**EXERCISE:**
The entries below should be output exactly as written.

** start of DATA PROVIDED **

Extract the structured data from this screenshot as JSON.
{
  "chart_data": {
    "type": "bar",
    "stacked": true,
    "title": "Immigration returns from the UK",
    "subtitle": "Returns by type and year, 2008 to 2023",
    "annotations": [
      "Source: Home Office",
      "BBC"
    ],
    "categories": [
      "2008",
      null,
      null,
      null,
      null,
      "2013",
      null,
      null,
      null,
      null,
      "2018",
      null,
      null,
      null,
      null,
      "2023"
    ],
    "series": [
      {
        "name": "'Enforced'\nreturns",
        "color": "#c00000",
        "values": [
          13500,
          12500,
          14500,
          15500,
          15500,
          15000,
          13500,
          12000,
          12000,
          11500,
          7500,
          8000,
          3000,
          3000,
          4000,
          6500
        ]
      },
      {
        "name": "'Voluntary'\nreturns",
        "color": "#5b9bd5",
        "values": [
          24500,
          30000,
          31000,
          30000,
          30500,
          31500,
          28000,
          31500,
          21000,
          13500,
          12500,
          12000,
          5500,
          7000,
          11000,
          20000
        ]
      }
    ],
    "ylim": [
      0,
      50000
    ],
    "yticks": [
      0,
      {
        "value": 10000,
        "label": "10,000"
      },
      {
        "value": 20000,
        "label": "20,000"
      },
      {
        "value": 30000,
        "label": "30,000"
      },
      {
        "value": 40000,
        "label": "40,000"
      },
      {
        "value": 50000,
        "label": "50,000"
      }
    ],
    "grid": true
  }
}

** end of DATA PROVIDED **

**THE ANSWER:**
Extract the structured data from this screenshot as JSON.
{
  "chart_data": {
    "type": "bar",
    "stacked": true,
    "title": "Immigration returns from the UK",
    "subtitle": "Returns by type and year, 2008 to 2023",
    "annotations": [
      "Source: Home Office",
      "BBC"
    ],
    "categories": [
      "2008",
      null,
      null,
      null,
      null,
      "2013",
      null,
      null,
      null,
      null,
      "2018",
      null,
      null,
      null,
      null,
      "2023"
    ],
    "series": [
      {
        "name": "'Enforced'\nreturns",
        "color": "#c00000",
        "values": [
          13500,
          12500,
          14500,
          15500,
          15500,
          15000,
          13500,
          12000,
          12000,
          11500,
          7500,
          8000,
          3000,
          3000,
          4000,
          6500
        ]
      },
      {
        "name": "'Voluntary'\nreturns",
        "color": "#5b9bd5",
        "values": [
          24500,
          30000,
          31000,
          30000,
          30500,
          31500,
          28000,
          31500,
          21000,
          13500,
          12500,
          12000,
          5500,
          7000,
          11000,
          20000
        ]
      }
    ],
    "ylim": [
      0,
      50000
    ],
    "yticks": [
      0,
      {
        "value": 10000,
        "label": "10,000"
      },
      {
        "value": 20000,
        "label": "20,000"
      },
      {
        "value": 30000,
        "label": "30,000"
      },
      {
        "value": 40000,
        "label": "40,000"
      },
      {
        "value": 50000,
        "label": "50,000"
      }
    ],
    "grid": true
  }
}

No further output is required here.